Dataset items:
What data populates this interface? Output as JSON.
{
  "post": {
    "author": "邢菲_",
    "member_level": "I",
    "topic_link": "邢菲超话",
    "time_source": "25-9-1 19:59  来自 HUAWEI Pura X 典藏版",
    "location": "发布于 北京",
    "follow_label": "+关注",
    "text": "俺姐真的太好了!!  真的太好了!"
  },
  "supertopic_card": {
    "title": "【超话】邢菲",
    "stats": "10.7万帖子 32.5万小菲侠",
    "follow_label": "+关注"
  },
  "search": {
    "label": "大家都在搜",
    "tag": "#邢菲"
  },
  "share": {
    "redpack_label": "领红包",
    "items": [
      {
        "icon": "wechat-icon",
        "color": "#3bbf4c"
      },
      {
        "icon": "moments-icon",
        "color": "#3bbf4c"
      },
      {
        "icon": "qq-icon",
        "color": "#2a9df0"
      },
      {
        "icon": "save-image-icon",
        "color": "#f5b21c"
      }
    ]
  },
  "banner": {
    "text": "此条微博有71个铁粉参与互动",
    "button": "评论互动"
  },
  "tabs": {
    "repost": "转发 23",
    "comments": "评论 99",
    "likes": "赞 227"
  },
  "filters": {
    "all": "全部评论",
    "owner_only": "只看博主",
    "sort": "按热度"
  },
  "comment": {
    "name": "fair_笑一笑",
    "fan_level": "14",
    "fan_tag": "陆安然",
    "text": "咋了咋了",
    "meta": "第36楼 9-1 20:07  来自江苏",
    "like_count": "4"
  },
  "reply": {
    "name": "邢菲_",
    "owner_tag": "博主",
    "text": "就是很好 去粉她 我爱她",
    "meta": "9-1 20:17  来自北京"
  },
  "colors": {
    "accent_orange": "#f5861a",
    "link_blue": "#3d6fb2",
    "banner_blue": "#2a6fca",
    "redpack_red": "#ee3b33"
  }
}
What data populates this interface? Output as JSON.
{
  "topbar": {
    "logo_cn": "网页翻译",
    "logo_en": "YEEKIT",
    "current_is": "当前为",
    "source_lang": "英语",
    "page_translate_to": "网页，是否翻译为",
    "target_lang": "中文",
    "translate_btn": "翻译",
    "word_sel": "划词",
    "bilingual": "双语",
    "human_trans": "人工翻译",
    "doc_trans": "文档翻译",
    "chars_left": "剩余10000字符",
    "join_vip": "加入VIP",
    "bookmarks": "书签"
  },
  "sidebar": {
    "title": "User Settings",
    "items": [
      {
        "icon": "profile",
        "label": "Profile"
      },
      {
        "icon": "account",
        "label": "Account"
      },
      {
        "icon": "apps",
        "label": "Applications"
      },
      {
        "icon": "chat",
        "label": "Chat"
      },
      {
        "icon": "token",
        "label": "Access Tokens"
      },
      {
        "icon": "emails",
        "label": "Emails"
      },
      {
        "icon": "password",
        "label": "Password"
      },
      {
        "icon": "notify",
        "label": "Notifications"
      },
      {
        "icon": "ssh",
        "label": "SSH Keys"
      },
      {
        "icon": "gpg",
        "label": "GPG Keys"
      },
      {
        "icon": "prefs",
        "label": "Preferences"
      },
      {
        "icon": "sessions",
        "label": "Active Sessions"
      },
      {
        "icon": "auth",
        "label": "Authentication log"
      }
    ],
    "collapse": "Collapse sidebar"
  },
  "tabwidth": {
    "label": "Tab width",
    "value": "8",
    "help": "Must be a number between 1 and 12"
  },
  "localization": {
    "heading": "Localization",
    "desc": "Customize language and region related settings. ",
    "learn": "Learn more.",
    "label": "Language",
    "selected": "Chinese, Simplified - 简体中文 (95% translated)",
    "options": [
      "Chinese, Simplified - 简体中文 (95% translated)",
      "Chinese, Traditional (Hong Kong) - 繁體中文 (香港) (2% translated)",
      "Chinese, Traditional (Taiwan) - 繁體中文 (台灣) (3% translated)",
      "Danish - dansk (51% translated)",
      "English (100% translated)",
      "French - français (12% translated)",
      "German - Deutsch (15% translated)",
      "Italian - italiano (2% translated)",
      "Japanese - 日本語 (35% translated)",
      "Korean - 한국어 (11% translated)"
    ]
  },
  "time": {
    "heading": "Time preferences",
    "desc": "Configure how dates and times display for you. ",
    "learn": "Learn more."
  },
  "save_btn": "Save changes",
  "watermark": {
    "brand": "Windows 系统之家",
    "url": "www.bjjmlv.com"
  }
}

• [EXERCISE]:
Return all of the data word for word.

• [CORRECT OUTPUT]:
What data populates this interface? Output as JSON.
{
  "post": {
    "author": "邢菲_",
    "member_level": "I",
    "topic_link": "邢菲超话",
    "time_source": "25-9-1 19:59  来自 HUAWEI Pura X 典藏版",
    "location": "发布于 北京",
    "follow_label": "+关注",
    "text": "俺姐真的太好了!!  真的太好了!"
  },
  "supertopic_card": {
    "title": "【超话】邢菲",
    "stats": "10.7万帖子 32.5万小菲侠",
    "follow_label": "+关注"
  },
  "search": {
    "label": "大家都在搜",
    "tag": "#邢菲"
  },
  "share": {
    "redpack_label": "领红包",
    "items": [
      {
        "icon": "wechat-icon",
        "color": "#3bbf4c"
      },
      {
        "icon": "moments-icon",
        "color": "#3bbf4c"
      },
      {
        "icon": "qq-icon",
        "color": "#2a9df0"
      },
      {
        "icon": "save-image-icon",
        "color": "#f5b21c"
      }
    ]
  },
  "banner": {
    "text": "此条微博有71个铁粉参与互动",
    "button": "评论互动"
  },
  "tabs": {
    "repost": "转发 23",
    "comments": "评论 99",
    "likes": "赞 227"
  },
  "filters": {
    "all": "全部评论",
    "owner_only": "只看博主",
    "sort": "按热度"
  },
  "comment": {
    "name": "fair_笑一笑",
    "fan_level": "14",
    "fan_tag": "陆安然",
    "text": "咋了咋了",
    "meta": "第36楼 9-1 20:07  来自江苏",
    "like_count": "4"
  },
  "reply": {
    "name": "邢菲_",
    "owner_tag": "博主",
    "text": "就是很好 去粉她 我爱她",
    "meta": "9-1 20:17  来自北京"
  },
  "colors": {
    "accent_orange": "#f5861a",
    "link_blue": "#3d6fb2",
    "banner_blue": "#2a6fca",
    "redpack_red": "#ee3b33"
  }
}
What data populates this interface? Output as JSON.
{
  "topbar": {
    "logo_cn": "网页翻译",
    "logo_en": "YEEKIT",
    "current_is": "当前为",
    "source_lang": "英语",
    "page_translate_to": "网页，是否翻译为",
    "target_lang": "中文",
    "translate_btn": "翻译",
    "word_sel": "划词",
    "bilingual": "双语",
    "human_trans": "人工翻译",
    "doc_trans": "文档翻译",
    "chars_left": "剩余10000字符",
    "join_vip": "加入VIP",
    "bookmarks": "书签"
  },
  "sidebar": {
    "title": "User Settings",
    "items": [
      {
        "icon": "profile",
        "label": "Profile"
      },
      {
        "icon": "account",
        "label": "Account"
      },
      {
        "icon": "apps",
        "label": "Applications"
      },
      {
        "icon": "chat",
        "label": "Chat"
      },
      {
        "icon": "token",
        "label": "Access Tokens"
      },
      {
        "icon": "emails",
        "label": "Emails"
      },
      {
        "icon": "password",
        "label": "Password"
      },
      {
        "icon": "notify",
        "label": "Notifications"
      },
      {
        "icon": "ssh",
        "label": "SSH Keys"
      },
      {
        "icon": "gpg",
        "label": "GPG Keys"
      },
      {
        "icon": "prefs",
        "label": "Preferences"
      },
      {
        "icon": "sessions",
        "label": "Active Sessions"
      },
      {
        "icon": "auth",
        "label": "Authentication log"
      }
    ],
    "collapse": "Collapse sidebar"
  },
  "tabwidth": {
    "label": "Tab width",
    "value": "8",
    "help": "Must be a number between 1 and 12"
  },
  "localization": {
    "heading": "Localization",
    "desc": "Customize language and region related settings. ",
    "learn": "Learn more.",
    "label": "Language",
    "selected": "Chinese, Simplified - 简体中文 (95% translated)",
    "options": [
      "Chinese, Simplified - 简体中文 (95% translated)",
      "Chinese, Traditional (Hong Kong) - 繁體中文 (香港) (2% translated)",
      "Chinese, Traditional (Taiwan) - 繁體中文 (台灣) (3% translated)",
      "Danish - dansk (51% translated)",
      "English (100% translated)",
      "French - français (12% translated)",
      "German - Deutsch (15% translated)",
      "Italian - italiano (2% translated)",
      "Japanese - 日本語 (35% translated)",
      "Korean - 한국어 (11% translated)"
    ]
  },
  "time": {
    "heading": "Time preferences",
    "desc": "Configure how dates and times display for you. ",
    "learn": "Learn more."
  },
  "save_btn": "Save changes",
  "watermark": {
    "brand": "Windows 系统之家",
    "url": "www.bjjmlv.com"
  }
}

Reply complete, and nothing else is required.